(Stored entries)

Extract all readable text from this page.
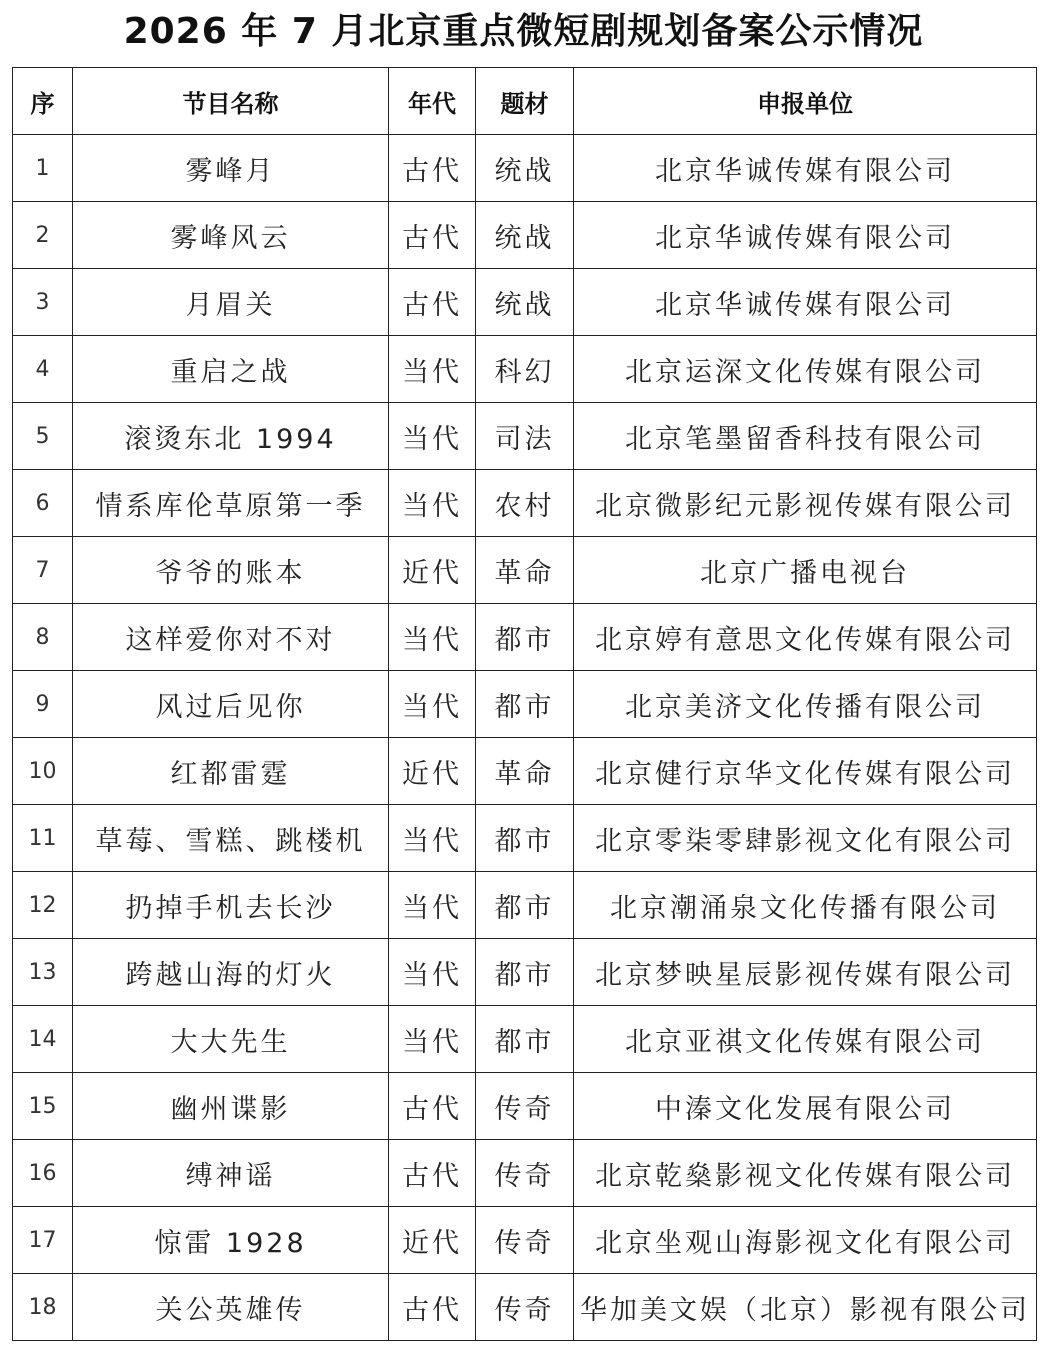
2026 年 7 月北京重点微短剧规划备案公示情况
序	节目名称	年代	题材	申报单位
1	雾峰月	古代	统战	北京华诚传媒有限公司
2	雾峰风云	古代	统战	北京华诚传媒有限公司
3	月眉关	古代	统战	北京华诚传媒有限公司
4	重启之战	当代	科幻	北京运深文化传媒有限公司
5	滚烫东北 1994	当代	司法	北京笔墨留香科技有限公司
6	情系库伦草原第一季	当代	农村	北京微影纪元影视传媒有限公司
7	爷爷的账本	近代	革命	北京广播电视台
8	这样爱你对不对	当代	都市	北京婷有意思文化传媒有限公司
9	风过后见你	当代	都市	北京美济文化传播有限公司
10	红都雷霆	近代	革命	北京健行京华文化传媒有限公司
11	草莓、雪糕、跳楼机	当代	都市	北京零柒零肆影视文化有限公司
12	扔掉手机去长沙	当代	都市	北京潮涌泉文化传播有限公司
13	跨越山海的灯火	当代	都市	北京梦映星辰影视传媒有限公司
14	大大先生	当代	都市	北京亚祺文化传媒有限公司
15	幽州谍影	古代	传奇	中溱文化发展有限公司
16	缚神谣	古代	传奇	北京乾燊影视文化传媒有限公司
17	惊雷 1928	近代	传奇	北京坐观山海影视文化有限公司
18	关公英雄传	古代	传奇	华加美文娱（北京）影视有限公司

[Description of the task]: Reproduce the whole listing above word for word, but not its pictures.

[Problem solution]:
Extract all readable text from this page.
2026 年 7 月北京重点微短剧规划备案公示情况
序	节目名称	年代	题材	申报单位
1	雾峰月	古代	统战	北京华诚传媒有限公司
2	雾峰风云	古代	统战	北京华诚传媒有限公司
3	月眉关	古代	统战	北京华诚传媒有限公司
4	重启之战	当代	科幻	北京运深文化传媒有限公司
5	滚烫东北 1994	当代	司法	北京笔墨留香科技有限公司
6	情系库伦草原第一季	当代	农村	北京微影纪元影视传媒有限公司
7	爷爷的账本	近代	革命	北京广播电视台
8	这样爱你对不对	当代	都市	北京婷有意思文化传媒有限公司
9	风过后见你	当代	都市	北京美济文化传播有限公司
10	红都雷霆	近代	革命	北京健行京华文化传媒有限公司
11	草莓、雪糕、跳楼机	当代	都市	北京零柒零肆影视文化有限公司
12	扔掉手机去长沙	当代	都市	北京潮涌泉文化传播有限公司
13	跨越山海的灯火	当代	都市	北京梦映星辰影视传媒有限公司
14	大大先生	当代	都市	北京亚祺文化传媒有限公司
15	幽州谍影	古代	传奇	中溱文化发展有限公司
16	缚神谣	古代	传奇	北京乾燊影视文化传媒有限公司
17	惊雷 1928	近代	传奇	北京坐观山海影视文化有限公司
18	关公英雄传	古代	传奇	华加美文娱（北京）影视有限公司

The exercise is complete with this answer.